# WHAT THE TASK ASKS:
Show all lines holding the string "User".
::::
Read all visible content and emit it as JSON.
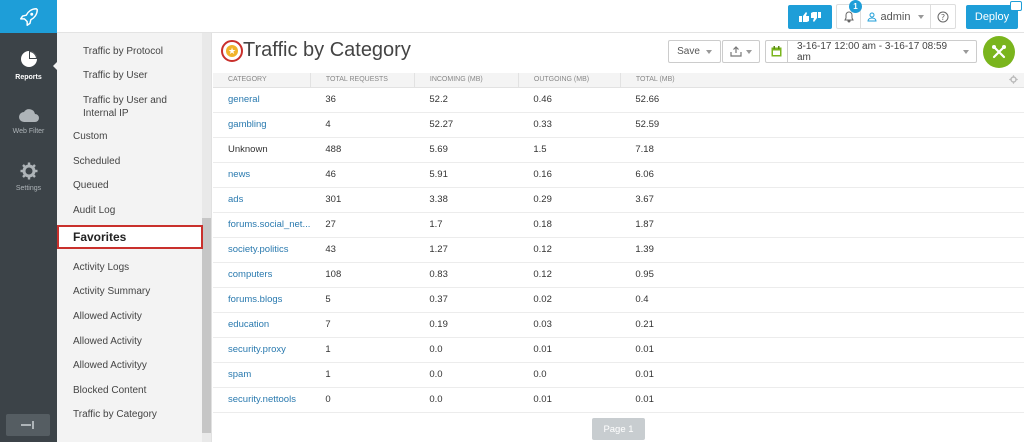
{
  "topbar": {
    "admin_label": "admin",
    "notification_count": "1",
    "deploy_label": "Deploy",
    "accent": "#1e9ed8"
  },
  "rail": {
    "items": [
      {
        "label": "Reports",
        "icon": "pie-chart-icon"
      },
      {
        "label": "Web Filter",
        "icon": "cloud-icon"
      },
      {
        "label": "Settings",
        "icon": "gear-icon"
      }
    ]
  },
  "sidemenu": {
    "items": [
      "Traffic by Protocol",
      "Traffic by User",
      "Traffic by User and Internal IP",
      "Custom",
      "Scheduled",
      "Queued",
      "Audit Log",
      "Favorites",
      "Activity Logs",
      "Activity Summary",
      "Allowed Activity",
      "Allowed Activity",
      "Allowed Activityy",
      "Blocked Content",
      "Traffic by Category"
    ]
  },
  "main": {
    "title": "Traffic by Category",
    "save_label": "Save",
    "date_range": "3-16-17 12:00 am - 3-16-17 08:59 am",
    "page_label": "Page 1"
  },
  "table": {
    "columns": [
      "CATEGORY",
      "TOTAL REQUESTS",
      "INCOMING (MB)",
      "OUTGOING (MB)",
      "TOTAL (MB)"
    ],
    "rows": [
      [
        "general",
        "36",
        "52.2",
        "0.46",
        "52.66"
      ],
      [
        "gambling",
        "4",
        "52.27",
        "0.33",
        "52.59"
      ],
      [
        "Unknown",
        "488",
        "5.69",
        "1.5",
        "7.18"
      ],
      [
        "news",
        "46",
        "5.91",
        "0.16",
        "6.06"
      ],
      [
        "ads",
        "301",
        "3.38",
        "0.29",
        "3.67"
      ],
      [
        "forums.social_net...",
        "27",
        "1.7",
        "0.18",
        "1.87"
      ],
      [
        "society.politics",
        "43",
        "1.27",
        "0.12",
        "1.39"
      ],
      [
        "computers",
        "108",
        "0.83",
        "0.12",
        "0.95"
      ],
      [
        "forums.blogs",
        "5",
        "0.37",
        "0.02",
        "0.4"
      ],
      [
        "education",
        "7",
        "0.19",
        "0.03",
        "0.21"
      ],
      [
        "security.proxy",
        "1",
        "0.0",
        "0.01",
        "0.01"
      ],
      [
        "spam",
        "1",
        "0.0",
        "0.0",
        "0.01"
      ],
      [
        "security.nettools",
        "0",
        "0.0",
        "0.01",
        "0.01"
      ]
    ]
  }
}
::::
# TASK ANSWER:
      "Traffic by User",
      "Traffic by User and Internal IP",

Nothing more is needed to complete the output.